## Exercise task
Repeat, line for line, the entries printed below.

(Data records)
□ □ □
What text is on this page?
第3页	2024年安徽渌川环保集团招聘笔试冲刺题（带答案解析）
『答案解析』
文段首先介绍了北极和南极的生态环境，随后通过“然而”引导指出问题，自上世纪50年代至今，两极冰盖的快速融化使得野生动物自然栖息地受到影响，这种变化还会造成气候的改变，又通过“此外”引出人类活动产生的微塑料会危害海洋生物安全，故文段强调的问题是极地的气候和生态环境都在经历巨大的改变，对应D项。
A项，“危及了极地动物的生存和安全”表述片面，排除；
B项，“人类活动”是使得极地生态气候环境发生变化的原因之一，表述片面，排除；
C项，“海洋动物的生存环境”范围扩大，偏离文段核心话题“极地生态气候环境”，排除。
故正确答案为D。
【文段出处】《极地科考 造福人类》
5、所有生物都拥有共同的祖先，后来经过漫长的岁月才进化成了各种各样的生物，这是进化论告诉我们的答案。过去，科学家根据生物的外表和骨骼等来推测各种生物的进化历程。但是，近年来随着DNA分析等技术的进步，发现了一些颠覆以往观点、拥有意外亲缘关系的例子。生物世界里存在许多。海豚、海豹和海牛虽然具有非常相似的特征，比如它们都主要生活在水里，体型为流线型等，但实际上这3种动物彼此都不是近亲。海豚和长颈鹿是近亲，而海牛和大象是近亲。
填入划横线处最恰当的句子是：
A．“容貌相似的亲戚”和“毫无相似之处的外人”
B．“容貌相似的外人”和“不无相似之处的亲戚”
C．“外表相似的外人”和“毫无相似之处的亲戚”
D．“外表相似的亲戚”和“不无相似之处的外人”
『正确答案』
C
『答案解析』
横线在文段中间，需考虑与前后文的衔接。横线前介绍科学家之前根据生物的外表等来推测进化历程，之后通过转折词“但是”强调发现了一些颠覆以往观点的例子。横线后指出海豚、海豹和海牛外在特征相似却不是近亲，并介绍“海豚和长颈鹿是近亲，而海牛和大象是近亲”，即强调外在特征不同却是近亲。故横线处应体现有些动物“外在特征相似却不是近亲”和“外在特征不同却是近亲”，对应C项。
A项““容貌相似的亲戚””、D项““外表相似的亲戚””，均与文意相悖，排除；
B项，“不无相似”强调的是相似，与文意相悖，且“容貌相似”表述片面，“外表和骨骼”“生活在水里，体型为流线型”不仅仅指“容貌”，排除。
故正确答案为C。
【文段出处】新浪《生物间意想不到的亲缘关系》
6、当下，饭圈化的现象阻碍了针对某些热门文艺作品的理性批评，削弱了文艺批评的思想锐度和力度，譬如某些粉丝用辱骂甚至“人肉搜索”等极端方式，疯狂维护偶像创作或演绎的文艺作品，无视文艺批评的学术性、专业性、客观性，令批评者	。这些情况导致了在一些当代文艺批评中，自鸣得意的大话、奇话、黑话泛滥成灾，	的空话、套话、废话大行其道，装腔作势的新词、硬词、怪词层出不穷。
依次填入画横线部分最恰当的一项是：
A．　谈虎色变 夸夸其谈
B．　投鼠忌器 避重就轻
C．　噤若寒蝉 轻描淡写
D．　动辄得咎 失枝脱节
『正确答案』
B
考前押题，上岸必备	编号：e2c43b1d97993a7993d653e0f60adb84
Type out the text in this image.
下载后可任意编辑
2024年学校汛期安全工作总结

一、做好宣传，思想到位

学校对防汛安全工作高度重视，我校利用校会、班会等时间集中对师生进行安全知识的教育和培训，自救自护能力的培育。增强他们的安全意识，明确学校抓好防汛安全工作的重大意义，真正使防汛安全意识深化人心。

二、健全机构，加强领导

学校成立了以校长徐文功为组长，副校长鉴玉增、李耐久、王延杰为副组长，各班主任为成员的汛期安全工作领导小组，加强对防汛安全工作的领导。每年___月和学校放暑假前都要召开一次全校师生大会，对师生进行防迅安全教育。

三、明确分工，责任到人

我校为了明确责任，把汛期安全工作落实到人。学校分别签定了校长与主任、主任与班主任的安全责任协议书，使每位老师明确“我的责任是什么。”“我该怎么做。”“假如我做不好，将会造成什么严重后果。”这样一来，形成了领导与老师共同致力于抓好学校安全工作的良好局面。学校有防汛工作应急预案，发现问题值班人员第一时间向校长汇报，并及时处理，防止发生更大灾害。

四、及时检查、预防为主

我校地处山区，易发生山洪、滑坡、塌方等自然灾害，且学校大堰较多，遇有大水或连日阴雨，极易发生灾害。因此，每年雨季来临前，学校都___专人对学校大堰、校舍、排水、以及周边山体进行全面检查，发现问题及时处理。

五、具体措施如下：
□ □ □
## Solved exercise
What text is on this page?
第3页	2024年安徽渌川环保集团招聘笔试冲刺题（带答案解析）
『答案解析』
文段首先介绍了北极和南极的生态环境，随后通过“然而”引导指出问题，自上世纪50年代至今，两极冰盖的快速融化使得野生动物自然栖息地受到影响，这种变化还会造成气候的改变，又通过“此外”引出人类活动产生的微塑料会危害海洋生物安全，故文段强调的问题是极地的气候和生态环境都在经历巨大的改变，对应D项。
A项，“危及了极地动物的生存和安全”表述片面，排除；
B项，“人类活动”是使得极地生态气候环境发生变化的原因之一，表述片面，排除；
C项，“海洋动物的生存环境”范围扩大，偏离文段核心话题“极地生态气候环境”，排除。
故正确答案为D。
【文段出处】《极地科考 造福人类》
5、所有生物都拥有共同的祖先，后来经过漫长的岁月才进化成了各种各样的生物，这是进化论告诉我们的答案。过去，科学家根据生物的外表和骨骼等来推测各种生物的进化历程。但是，近年来随着DNA分析等技术的进步，发现了一些颠覆以往观点、拥有意外亲缘关系的例子。生物世界里存在许多。海豚、海豹和海牛虽然具有非常相似的特征，比如它们都主要生活在水里，体型为流线型等，但实际上这3种动物彼此都不是近亲。海豚和长颈鹿是近亲，而海牛和大象是近亲。
填入划横线处最恰当的句子是：
A．“容貌相似的亲戚”和“毫无相似之处的外人”
B．“容貌相似的外人”和“不无相似之处的亲戚”
C．“外表相似的外人”和“毫无相似之处的亲戚”
D．“外表相似的亲戚”和“不无相似之处的外人”
『正确答案』
C
『答案解析』
横线在文段中间，需考虑与前后文的衔接。横线前介绍科学家之前根据生物的外表等来推测进化历程，之后通过转折词“但是”强调发现了一些颠覆以往观点的例子。横线后指出海豚、海豹和海牛外在特征相似却不是近亲，并介绍“海豚和长颈鹿是近亲，而海牛和大象是近亲”，即强调外在特征不同却是近亲。故横线处应体现有些动物“外在特征相似却不是近亲”和“外在特征不同却是近亲”，对应C项。
A项““容貌相似的亲戚””、D项““外表相似的亲戚””，均与文意相悖，排除；
B项，“不无相似”强调的是相似，与文意相悖，且“容貌相似”表述片面，“外表和骨骼”“生活在水里，体型为流线型”不仅仅指“容貌”，排除。
故正确答案为C。
【文段出处】新浪《生物间意想不到的亲缘关系》
6、当下，饭圈化的现象阻碍了针对某些热门文艺作品的理性批评，削弱了文艺批评的思想锐度和力度，譬如某些粉丝用辱骂甚至“人肉搜索”等极端方式，疯狂维护偶像创作或演绎的文艺作品，无视文艺批评的学术性、专业性、客观性，令批评者	。这些情况导致了在一些当代文艺批评中，自鸣得意的大话、奇话、黑话泛滥成灾，	的空话、套话、废话大行其道，装腔作势的新词、硬词、怪词层出不穷。
依次填入画横线部分最恰当的一项是：
A．　谈虎色变 夸夸其谈
B．　投鼠忌器 避重就轻
C．　噤若寒蝉 轻描淡写
D．　动辄得咎 失枝脱节
『正确答案』
B
考前押题，上岸必备	编号：e2c43b1d97993a7993d653e0f60adb84
Type out the text in this image.
下载后可任意编辑
2024年学校汛期安全工作总结

一、做好宣传，思想到位

学校对防汛安全工作高度重视，我校利用校会、班会等时间集中对师生进行安全知识的教育和培训，自救自护能力的培育。增强他们的安全意识，明确学校抓好防汛安全工作的重大意义，真正使防汛安全意识深化人心。

二、健全机构，加强领导

学校成立了以校长徐文功为组长，副校长鉴玉增、李耐久、王延杰为副组长，各班主任为成员的汛期安全工作领导小组，加强对防汛安全工作的领导。每年___月和学校放暑假前都要召开一次全校师生大会，对师生进行防迅安全教育。

三、明确分工，责任到人

我校为了明确责任，把汛期安全工作落实到人。学校分别签定了校长与主任、主任与班主任的安全责任协议书，使每位老师明确“我的责任是什么。”“我该怎么做。”“假如我做不好，将会造成什么严重后果。”这样一来，形成了领导与老师共同致力于抓好学校安全工作的良好局面。学校有防汛工作应急预案，发现问题值班人员第一时间向校长汇报，并及时处理，防止发生更大灾害。

四、及时检查、预防为主

我校地处山区，易发生山洪、滑坡、塌方等自然灾害，且学校大堰较多，遇有大水或连日阴雨，极易发生灾害。因此，每年雨季来临前，学校都___专人对学校大堰、校舍、排水、以及周边山体进行全面检查，发现问题及时处理。

五、具体措施如下：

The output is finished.